/---

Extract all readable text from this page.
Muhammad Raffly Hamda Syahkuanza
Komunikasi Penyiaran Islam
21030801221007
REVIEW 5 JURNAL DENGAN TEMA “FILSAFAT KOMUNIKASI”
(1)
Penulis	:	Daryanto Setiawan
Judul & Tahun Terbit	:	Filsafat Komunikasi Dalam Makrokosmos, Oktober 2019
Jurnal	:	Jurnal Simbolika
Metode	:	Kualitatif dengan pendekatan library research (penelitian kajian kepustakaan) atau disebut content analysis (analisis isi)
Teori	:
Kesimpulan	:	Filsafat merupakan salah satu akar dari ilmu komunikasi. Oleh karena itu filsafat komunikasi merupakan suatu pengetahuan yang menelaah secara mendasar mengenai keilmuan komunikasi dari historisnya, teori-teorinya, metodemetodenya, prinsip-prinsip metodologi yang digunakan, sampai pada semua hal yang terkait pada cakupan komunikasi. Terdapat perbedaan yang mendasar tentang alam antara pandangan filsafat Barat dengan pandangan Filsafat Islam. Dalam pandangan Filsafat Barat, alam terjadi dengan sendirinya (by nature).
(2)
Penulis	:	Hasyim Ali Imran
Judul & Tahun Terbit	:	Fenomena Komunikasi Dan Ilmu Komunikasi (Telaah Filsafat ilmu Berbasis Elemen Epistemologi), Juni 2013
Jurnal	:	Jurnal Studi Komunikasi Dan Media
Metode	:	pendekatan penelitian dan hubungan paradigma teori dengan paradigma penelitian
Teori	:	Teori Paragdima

\---
/---

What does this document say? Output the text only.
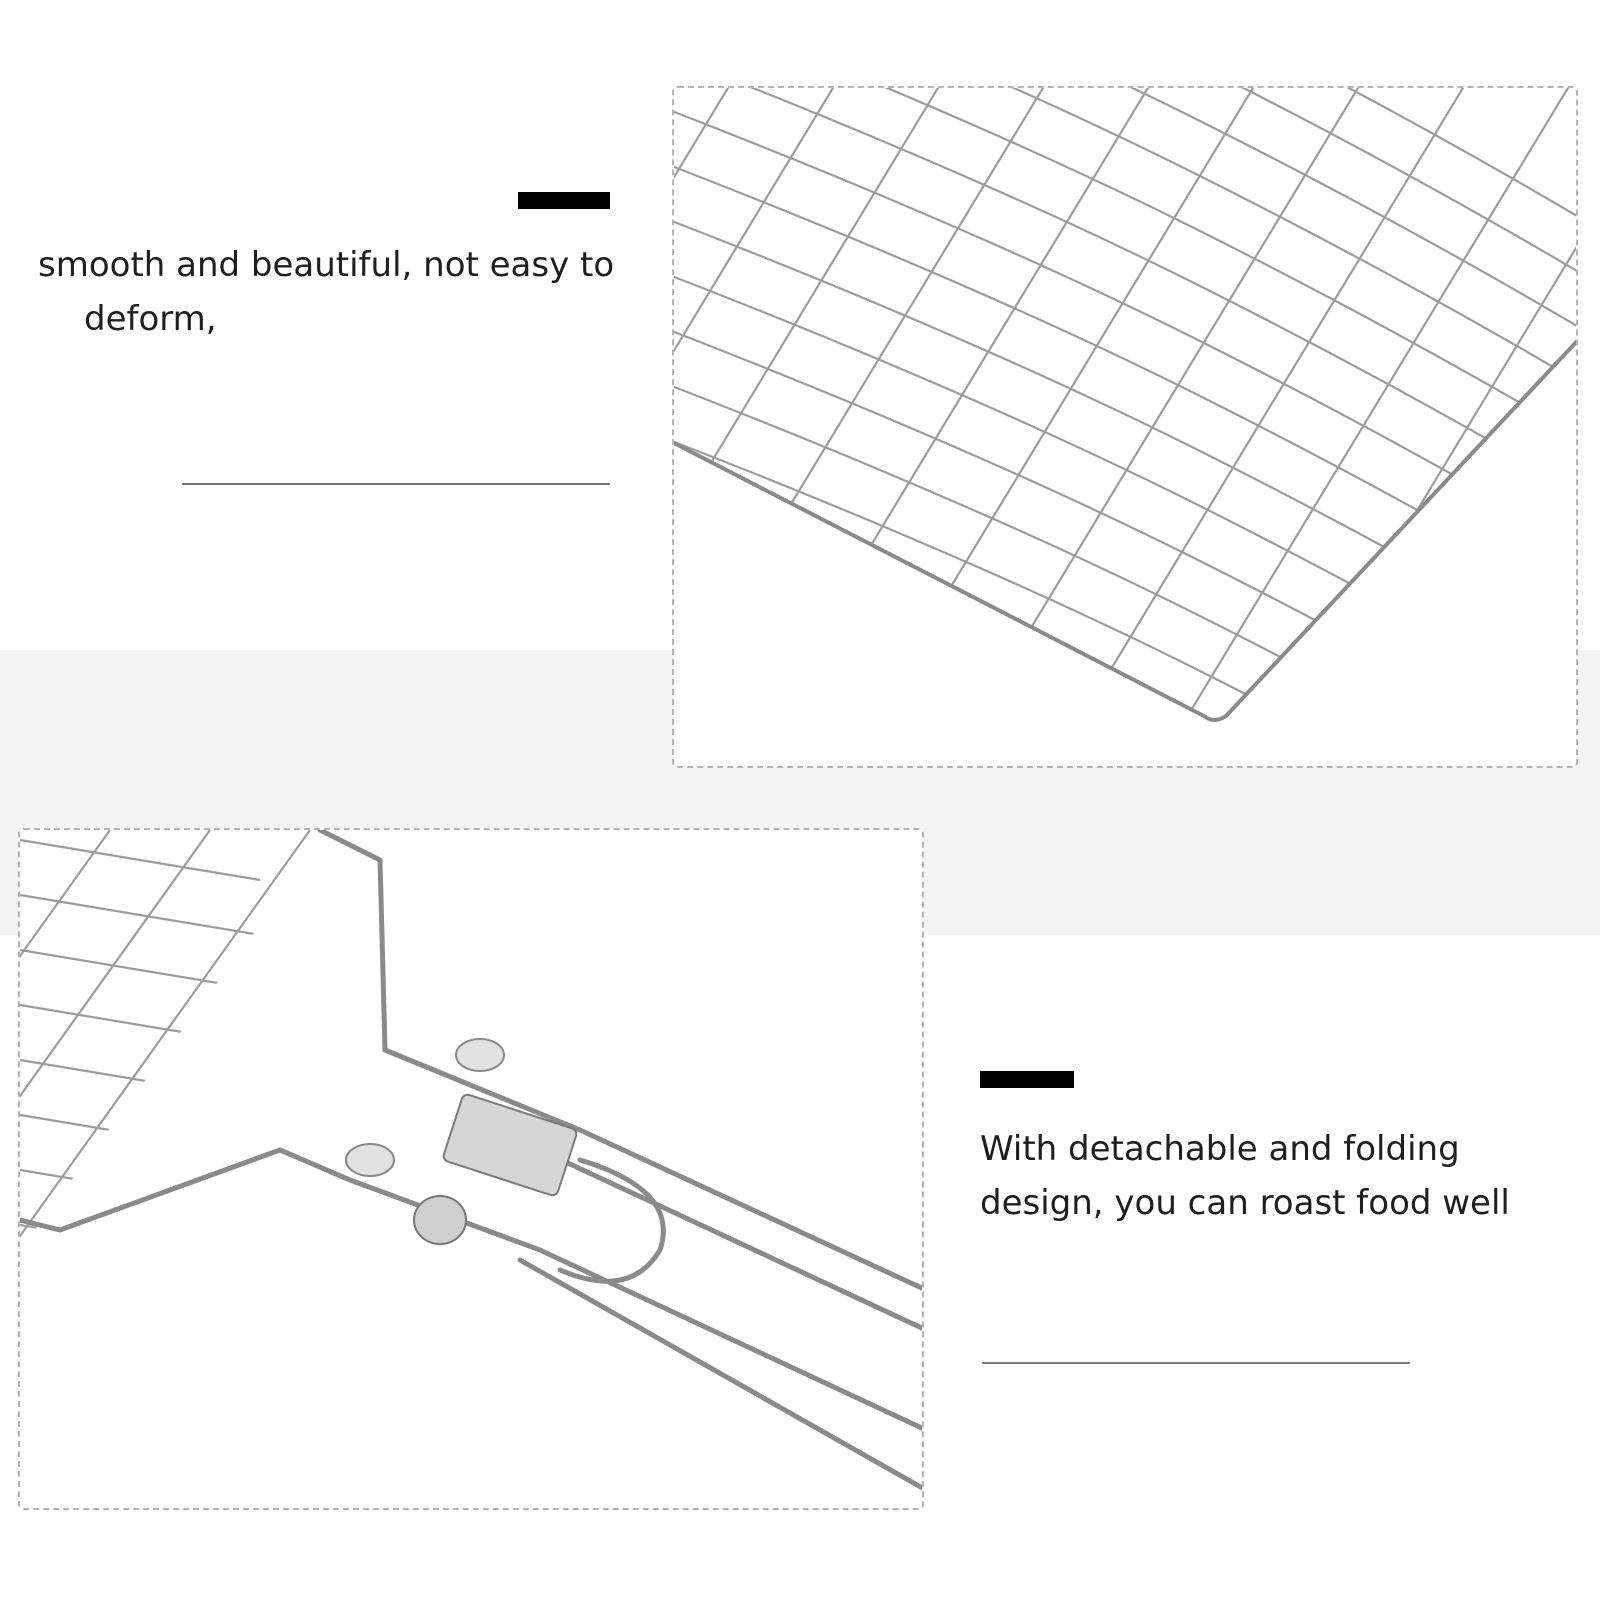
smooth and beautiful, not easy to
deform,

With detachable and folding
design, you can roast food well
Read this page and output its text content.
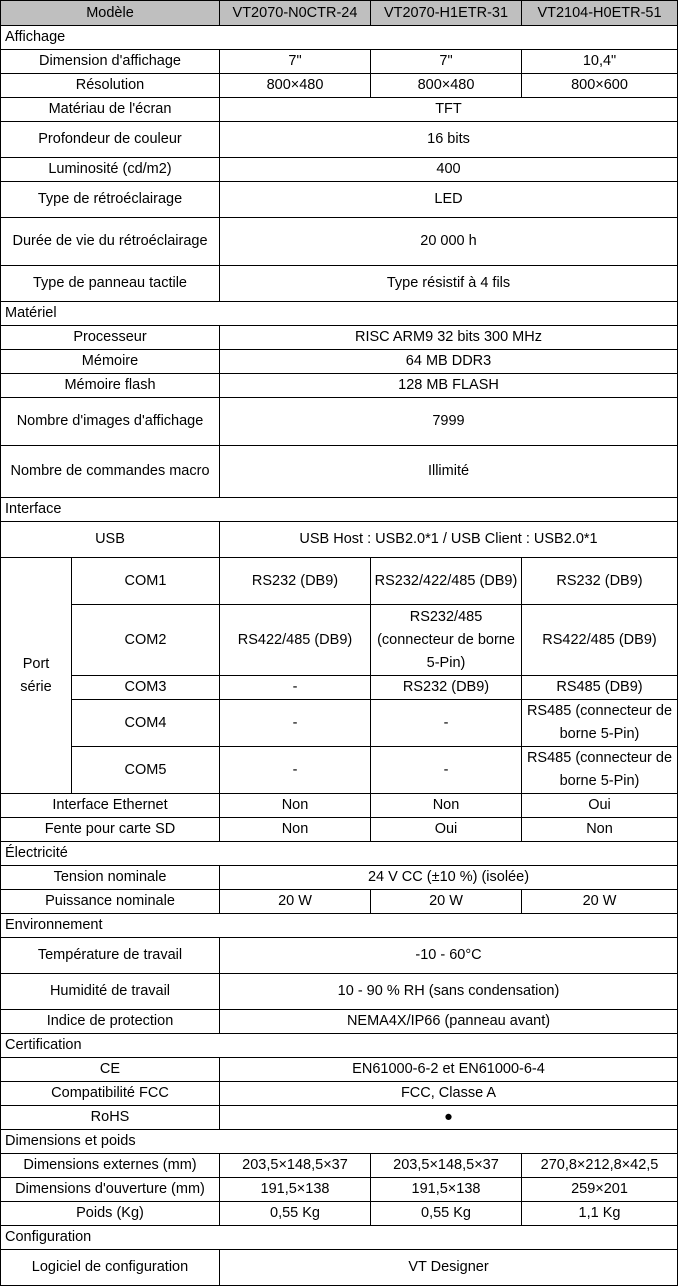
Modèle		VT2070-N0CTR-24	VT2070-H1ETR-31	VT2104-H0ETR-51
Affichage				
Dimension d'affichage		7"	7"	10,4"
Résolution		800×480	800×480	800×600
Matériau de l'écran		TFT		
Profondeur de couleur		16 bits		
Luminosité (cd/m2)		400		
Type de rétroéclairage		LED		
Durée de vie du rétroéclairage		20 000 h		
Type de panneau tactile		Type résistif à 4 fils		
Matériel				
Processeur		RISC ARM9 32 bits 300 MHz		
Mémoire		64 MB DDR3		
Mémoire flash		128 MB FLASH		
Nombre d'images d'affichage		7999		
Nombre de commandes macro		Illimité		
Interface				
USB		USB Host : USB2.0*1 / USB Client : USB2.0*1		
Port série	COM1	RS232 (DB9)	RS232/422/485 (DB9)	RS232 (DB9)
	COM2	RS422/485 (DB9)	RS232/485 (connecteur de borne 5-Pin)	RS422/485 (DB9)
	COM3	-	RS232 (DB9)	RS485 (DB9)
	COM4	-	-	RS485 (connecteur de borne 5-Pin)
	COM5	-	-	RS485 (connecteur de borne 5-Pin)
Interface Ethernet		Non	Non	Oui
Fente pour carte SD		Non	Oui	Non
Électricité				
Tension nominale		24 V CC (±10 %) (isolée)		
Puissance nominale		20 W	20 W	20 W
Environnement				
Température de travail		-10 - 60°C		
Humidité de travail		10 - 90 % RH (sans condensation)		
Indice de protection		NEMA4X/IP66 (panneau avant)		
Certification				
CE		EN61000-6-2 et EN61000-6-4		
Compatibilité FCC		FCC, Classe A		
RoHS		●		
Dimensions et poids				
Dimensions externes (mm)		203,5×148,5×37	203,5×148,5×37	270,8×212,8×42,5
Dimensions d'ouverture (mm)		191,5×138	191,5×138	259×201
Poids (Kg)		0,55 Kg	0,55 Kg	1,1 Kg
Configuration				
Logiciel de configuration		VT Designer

\---
/---

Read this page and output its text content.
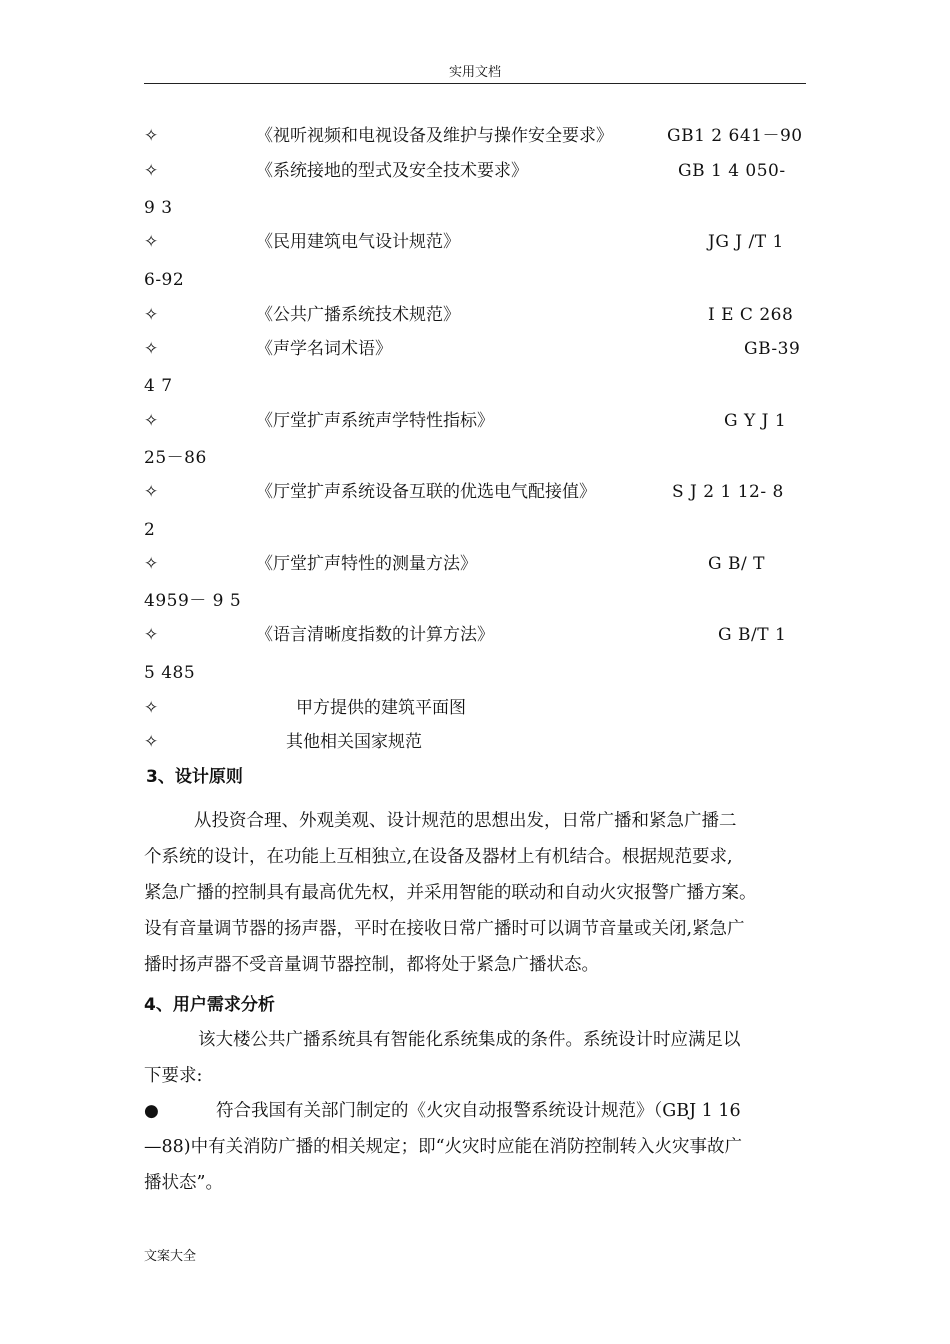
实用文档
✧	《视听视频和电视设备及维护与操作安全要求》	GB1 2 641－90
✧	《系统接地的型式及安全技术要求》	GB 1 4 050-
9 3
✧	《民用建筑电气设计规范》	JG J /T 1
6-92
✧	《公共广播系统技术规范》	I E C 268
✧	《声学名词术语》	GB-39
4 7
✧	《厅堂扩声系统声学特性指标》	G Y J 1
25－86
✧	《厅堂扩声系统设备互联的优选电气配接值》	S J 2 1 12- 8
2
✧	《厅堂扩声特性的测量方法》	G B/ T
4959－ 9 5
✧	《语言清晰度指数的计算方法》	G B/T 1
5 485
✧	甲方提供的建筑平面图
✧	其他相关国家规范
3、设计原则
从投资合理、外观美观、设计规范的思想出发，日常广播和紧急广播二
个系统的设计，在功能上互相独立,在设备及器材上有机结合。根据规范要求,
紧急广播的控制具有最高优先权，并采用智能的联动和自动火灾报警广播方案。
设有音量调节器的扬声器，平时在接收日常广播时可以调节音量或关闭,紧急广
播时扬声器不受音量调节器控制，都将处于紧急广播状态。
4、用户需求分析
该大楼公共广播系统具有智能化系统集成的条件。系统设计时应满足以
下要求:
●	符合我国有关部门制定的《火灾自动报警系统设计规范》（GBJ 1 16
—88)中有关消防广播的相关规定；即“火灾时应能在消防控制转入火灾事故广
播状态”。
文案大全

\---

§ **REQUIREMENTS**:
Figure out how many lines above include the string "Dimensions", then report that number and nothing else.

§ **RESPONSE BELOW**:
3